Stated problem
Pull out every line below that holds the word "more".

Supplied information
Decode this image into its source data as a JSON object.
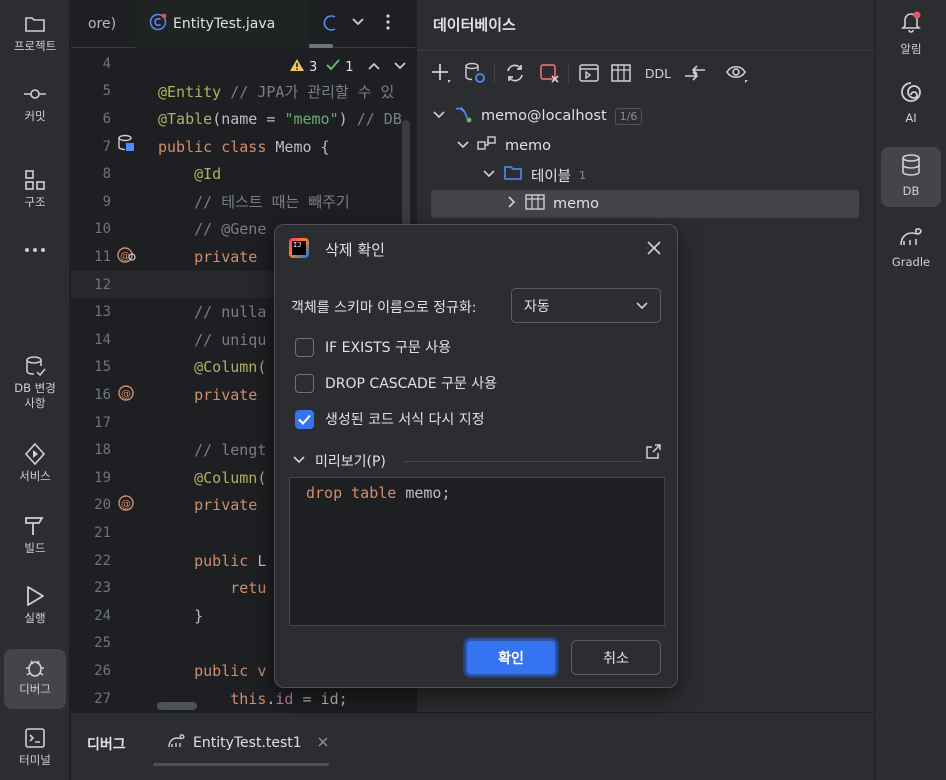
{
  "left_strip": {
    "items": [
      {
        "label": "프로젝트",
        "icon": "folder-icon"
      },
      {
        "label": "커밋",
        "icon": "commit-icon"
      },
      {
        "label": "구조",
        "icon": "structure-icon"
      },
      {
        "label": "",
        "icon": "more-icon"
      },
      {
        "label": "DB 변경 사항",
        "icon": "db-changes-icon"
      },
      {
        "label": "서비스",
        "icon": "services-icon"
      },
      {
        "label": "빌드",
        "icon": "build-icon"
      },
      {
        "label": "실행",
        "icon": "run-icon"
      },
      {
        "label": "디버그",
        "icon": "debug-icon"
      },
      {
        "label": "터미널",
        "icon": "terminal-icon"
      }
    ]
  },
  "right_strip": {
    "items": [
      {
        "label": "알림",
        "icon": "bell-icon"
      },
      {
        "label": "AI",
        "icon": "ai-icon"
      },
      {
        "label": "DB",
        "icon": "database-icon"
      },
      {
        "label": "Gradle",
        "icon": "gradle-icon"
      }
    ]
  },
  "editor": {
    "tabs": [
      {
        "label": "ore)"
      },
      {
        "label": "EntityTest.java"
      }
    ],
    "inspections": {
      "warnings": "3",
      "ok": "1"
    },
    "lines": [
      {
        "num": "4",
        "html": ""
      },
      {
        "num": "5",
        "html": "<span class='an'>@Entity</span> <span class='cm'>// JPA가 관리할 수 있</span>"
      },
      {
        "num": "6",
        "html": "<span class='an'>@Table</span><span class='id'>(name = </span><span class='st'>\"memo\"</span><span class='id'>) </span><span class='cm'>// DB</span>"
      },
      {
        "num": "7",
        "html": "<span class='kw'>public class </span><span class='id'>Memo {</span>"
      },
      {
        "num": "8",
        "html": "    <span class='an'>@Id</span>"
      },
      {
        "num": "9",
        "html": "    <span class='cm'>// 테스트 때는 빼주기</span>"
      },
      {
        "num": "10",
        "html": "    <span class='cm'>// @Gene</span>"
      },
      {
        "num": "11",
        "html": "    <span class='kw'>private</span>"
      },
      {
        "num": "12",
        "html": ""
      },
      {
        "num": "13",
        "html": "    <span class='cm'>// nulla</span>"
      },
      {
        "num": "14",
        "html": "    <span class='cm'>// uniqu</span>"
      },
      {
        "num": "15",
        "html": "    <span class='an'>@Column(</span>"
      },
      {
        "num": "16",
        "html": "    <span class='kw'>private</span>"
      },
      {
        "num": "17",
        "html": ""
      },
      {
        "num": "18",
        "html": "    <span class='cm'>// lengt</span>"
      },
      {
        "num": "19",
        "html": "    <span class='an'>@Column(</span>"
      },
      {
        "num": "20",
        "html": "    <span class='kw'>private</span>"
      },
      {
        "num": "21",
        "html": ""
      },
      {
        "num": "22",
        "html": "    <span class='kw'>public </span><span class='id'>L</span>"
      },
      {
        "num": "23",
        "html": "        <span class='kw'>retu</span>"
      },
      {
        "num": "24",
        "html": "    <span class='id'>}</span>"
      },
      {
        "num": "25",
        "html": ""
      },
      {
        "num": "26",
        "html": "    <span class='kw'>public v</span>"
      },
      {
        "num": "27",
        "html": "        <span class='kw'>this</span><span class='id'>.</span><span class='fd'>id</span><span class='id'> = id;</span>"
      }
    ]
  },
  "db_panel": {
    "title": "데이터베이스",
    "toolbar": {
      "ddl_label": "DDL"
    },
    "tree": {
      "datasource": "memo@localhost",
      "datasource_badge": "1/6",
      "schema": "memo",
      "folder": "테이블",
      "folder_count": "1",
      "table": "memo"
    }
  },
  "bottom": {
    "title": "디버그",
    "tab_label": "EntityTest.test1"
  },
  "dialog": {
    "title": "삭제 확인",
    "logo_text": "IJ",
    "normalize_label": "객체를 스키마 이름으로 정규화:",
    "normalize_value": "자동",
    "checkboxes": [
      {
        "label": "IF EXISTS 구문 사용",
        "checked": false
      },
      {
        "label": "DROP CASCADE 구문 사용",
        "checked": false
      },
      {
        "label": "생성된 코드 서식 다시 지정",
        "checked": true
      }
    ],
    "preview_label": "미리보기(P)",
    "preview_code": "drop table memo;",
    "ok_label": "확인",
    "cancel_label": "취소"
  },
  "colors": {
    "accent": "#3574f0",
    "keyword": "#cf8e6d",
    "annotation": "#b3ae60",
    "string": "#6aab73",
    "comment": "#7a7e85"
  }
}
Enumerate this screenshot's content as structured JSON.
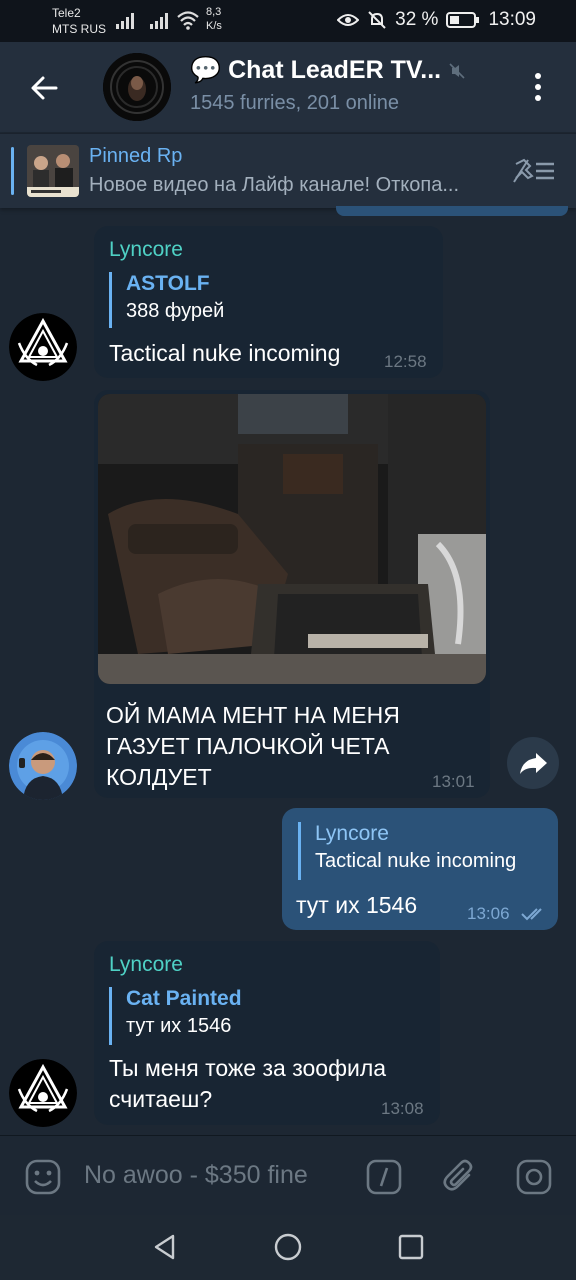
{
  "status_bar": {
    "carrier_1": "Tele2",
    "carrier_2": "MTS RUS",
    "speed_value": "8,3",
    "speed_unit": "K/s",
    "battery": "32 %",
    "time": "13:09"
  },
  "header": {
    "title": "💬 Chat LeadER TV...",
    "subtitle": "1545 furries, 201 online"
  },
  "pinned": {
    "title": "Pinned Rp",
    "text": "Новое видео на Лайф канале!  Откопа..."
  },
  "messages": [
    {
      "sender": "Lyncore",
      "reply_name": "ASTOLF",
      "reply_text": "388 фурей",
      "text": "Tactical nuke incoming",
      "time": "12:58"
    },
    {
      "text_line_1": "ОЙ МАМА МЕНТ НА МЕНЯ",
      "text_line_2": "ГАЗУЕТ ПАЛОЧКОЙ ЧЕТА",
      "text_line_3": "КОЛДУЕТ",
      "time": "13:01"
    },
    {
      "reply_name": "Lyncore",
      "reply_text": "Tactical nuke incoming",
      "text": "тут их 1546",
      "time": "13:06"
    },
    {
      "sender": "Lyncore",
      "reply_name": "Cat Painted",
      "reply_text": "тут их 1546",
      "text_line_1": "Ты меня тоже за зоофила",
      "text_line_2": "считаеш?",
      "time": "13:08"
    }
  ],
  "input": {
    "placeholder": "No awoo - $350 fine"
  },
  "colors": {
    "background": "#1d2733",
    "header": "#242f3d",
    "incoming_bubble": "#182533",
    "outgoing_bubble": "#2b5278",
    "accent": "#6ab2f2",
    "sender_name": "#4fd1c5"
  },
  "icons": [
    "back-arrow-icon",
    "mute-icon",
    "more-vertical-icon",
    "unpin-list-icon",
    "share-icon",
    "emoji-icon",
    "bot-command-icon",
    "attach-icon",
    "camera-icon",
    "nav-back-icon",
    "nav-home-icon",
    "nav-recents-icon"
  ]
}
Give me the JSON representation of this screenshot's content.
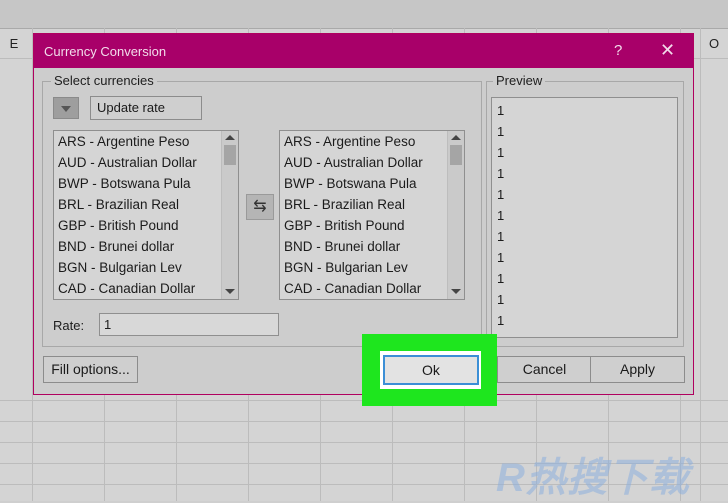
{
  "spreadsheet": {
    "col_headers": [
      "E",
      "O"
    ]
  },
  "dialog": {
    "title": "Currency Conversion",
    "help_glyph": "?",
    "close_glyph": "✕",
    "select_group_label": "Select currencies",
    "update_rate_label": "Update rate",
    "source_list": [
      "ARS - Argentine Peso",
      "AUD - Australian Dollar",
      "BWP - Botswana Pula",
      "BRL - Brazilian Real",
      "GBP - British Pound",
      "BND - Brunei dollar",
      "BGN - Bulgarian Lev",
      "CAD - Canadian Dollar"
    ],
    "target_list": [
      "ARS - Argentine Peso",
      "AUD - Australian Dollar",
      "BWP - Botswana Pula",
      "BRL - Brazilian Real",
      "GBP - British Pound",
      "BND - Brunei dollar",
      "BGN - Bulgarian Lev",
      "CAD - Canadian Dollar"
    ],
    "swap_glyph": "⇆",
    "rate_label": "Rate:",
    "rate_value": "1",
    "preview_label": "Preview",
    "preview_values": [
      "1",
      "1",
      "1",
      "1",
      "1",
      "1",
      "1",
      "1",
      "1",
      "1",
      "1"
    ],
    "fill_options_label": "Fill options...",
    "ok_label": "Ok",
    "cancel_label": "Cancel",
    "apply_label": "Apply"
  },
  "watermark": "R热搜下载",
  "colors": {
    "titlebar": "#a80069",
    "highlight": "#1ee61e",
    "focus_border": "#3c8fd6"
  }
}
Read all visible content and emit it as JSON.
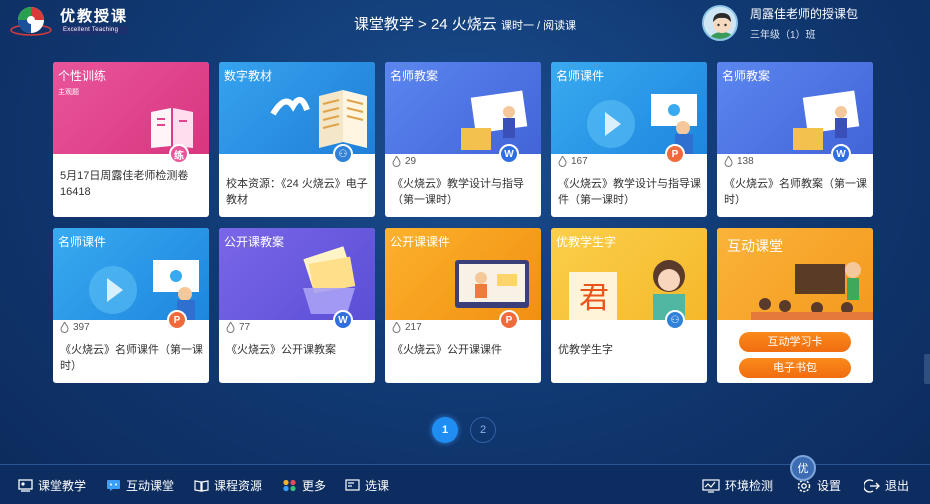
{
  "header": {
    "logo_cn": "优教授课",
    "logo_en": "Excellent Teaching",
    "title_main": "课堂教学 > 24 火烧云",
    "title_sub": "课时一 / 阅读课",
    "user_name": "周露佳老师的授课包",
    "user_class": "三年级（1）班"
  },
  "cards": [
    {
      "label": "个性训练",
      "sublabel": "主观题",
      "views": "",
      "title": "5月17日周露佳老师检测卷16418",
      "badge": "练",
      "badge_color": "#e8579a",
      "bg": "#e1448d"
    },
    {
      "label": "数字教材",
      "views": "",
      "title": "校本资源：《24 火烧云》电子教材",
      "badge": "⚇",
      "badge_color": "#2f82d8",
      "bg": "#2a8de0"
    },
    {
      "label": "名师教案",
      "views": "29",
      "title": "《火烧云》教学设计与指导（第一课时）",
      "badge": "W",
      "badge_color": "#2f6fe0",
      "bg": "#4f79e8"
    },
    {
      "label": "名师课件",
      "views": "167",
      "title": "《火烧云》教学设计与指导课件（第一课时）",
      "badge": "P",
      "badge_color": "#f06a3c",
      "bg": "#2b9be8"
    },
    {
      "label": "名师教案",
      "views": "138",
      "title": "《火烧云》名师教案（第一课时）",
      "badge": "W",
      "badge_color": "#2f6fe0",
      "bg": "#4f79e8"
    },
    {
      "label": "名师课件",
      "views": "397",
      "title": "《火烧云》名师课件（第一课时）",
      "badge": "P",
      "badge_color": "#f06a3c",
      "bg": "#2b9be8"
    },
    {
      "label": "公开课教案",
      "views": "77",
      "title": "《火烧云》公开课教案",
      "badge": "W",
      "badge_color": "#2f6fe0",
      "bg": "#6a5ce0"
    },
    {
      "label": "公开课课件",
      "views": "217",
      "title": "《火烧云》公开课课件",
      "badge": "P",
      "badge_color": "#f06a3c",
      "bg": "#f6a21d"
    },
    {
      "label": "优教学生字",
      "views": "",
      "title": "优教学生字",
      "badge": "⚇",
      "badge_color": "#2f82d8",
      "bg": "#f8c640"
    },
    {
      "label": "互动课堂",
      "views": "",
      "title": "",
      "btn1": "互动学习卡",
      "btn2": "电子书包",
      "bg": "#f6a41e"
    }
  ],
  "pagination": {
    "pages": [
      "1",
      "2"
    ],
    "current": "1"
  },
  "bottom_nav": {
    "items": [
      {
        "label": "课堂教学",
        "icon": "classroom-icon"
      },
      {
        "label": "互动课堂",
        "icon": "interactive-icon"
      },
      {
        "label": "课程资源",
        "icon": "book-icon"
      },
      {
        "label": "更多",
        "icon": "more-grid-icon"
      },
      {
        "label": "选课",
        "icon": "select-course-icon"
      }
    ],
    "right_items": [
      {
        "label": "环境检测",
        "icon": "monitor-icon"
      },
      {
        "label": "设置",
        "icon": "gear-icon"
      },
      {
        "label": "退出",
        "icon": "exit-icon"
      }
    ],
    "fab_label": "优"
  }
}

Response to the task
        "icon": "more-icon"
    "more-vertical-icon",
        "icon": "more-grid-icon"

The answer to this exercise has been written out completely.